Stated goal.
Looking at the data below, count the lines that contain the string "乙应赔偿甲丢钱包的损失". Write only the total.

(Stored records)
----------
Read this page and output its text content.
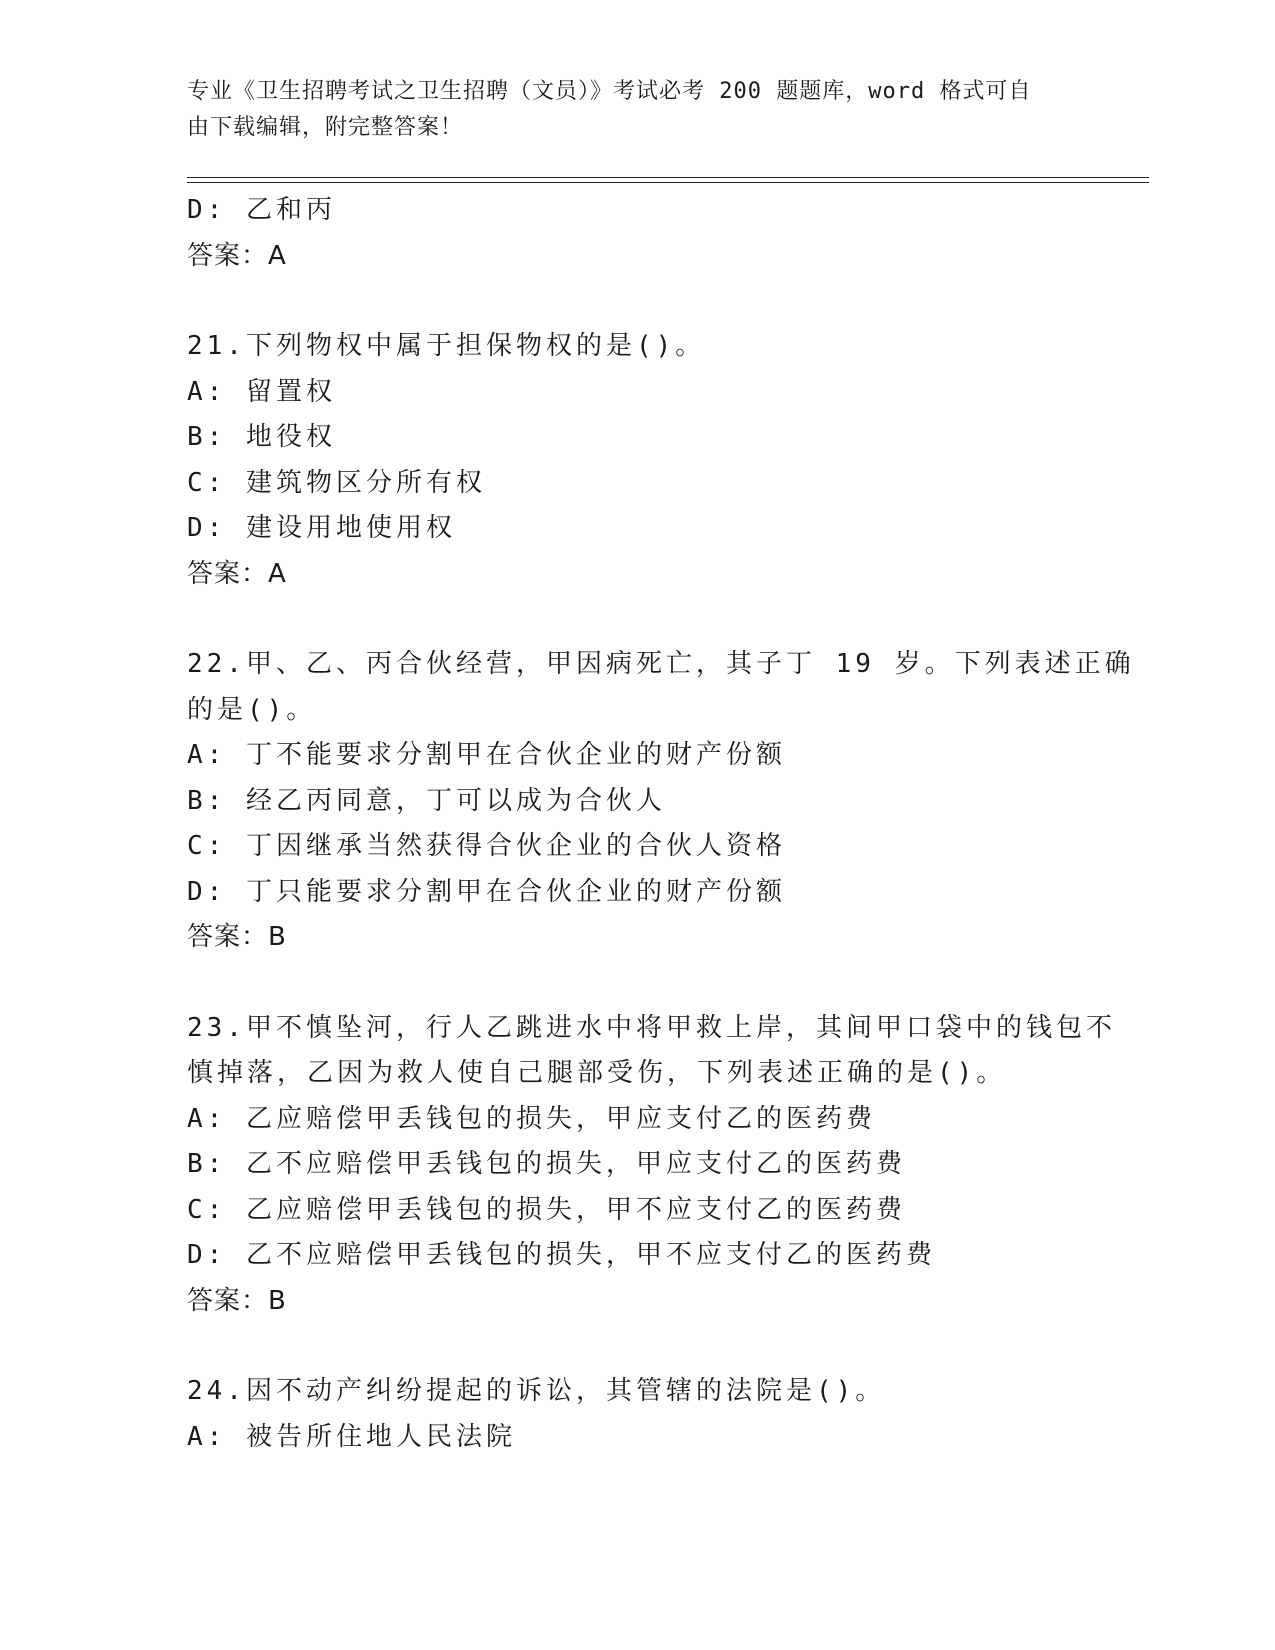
专业《卫生招聘考试之卫生招聘（文员）》考试必考 200 题题库，word 格式可自
由下载编辑，附完整答案！
D: 乙和丙
答案：A
21.下列物权中属于担保物权的是()。
A: 留置权
B: 地役权
C: 建筑物区分所有权
D: 建设用地使用权
答案：A
22.甲、乙、丙合伙经营，甲因病死亡，其子丁 19 岁。下列表述正确
的是()。
A: 丁不能要求分割甲在合伙企业的财产份额
B: 经乙丙同意，丁可以成为合伙人
C: 丁因继承当然获得合伙企业的合伙人资格
D: 丁只能要求分割甲在合伙企业的财产份额
答案：B
23.甲不慎坠河，行人乙跳进水中将甲救上岸，其间甲口袋中的钱包不
慎掉落，乙因为救人使自己腿部受伤，下列表述正确的是()。
A: 乙应赔偿甲丢钱包的损失，甲应支付乙的医药费
B: 乙不应赔偿甲丢钱包的损失，甲应支付乙的医药费
C: 乙应赔偿甲丢钱包的损失，甲不应支付乙的医药费
D: 乙不应赔偿甲丢钱包的损失，甲不应支付乙的医药费
答案：B
24.因不动产纠纷提起的诉讼，其管辖的法院是()。
A: 被告所住地人民法院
----------
The answer.
2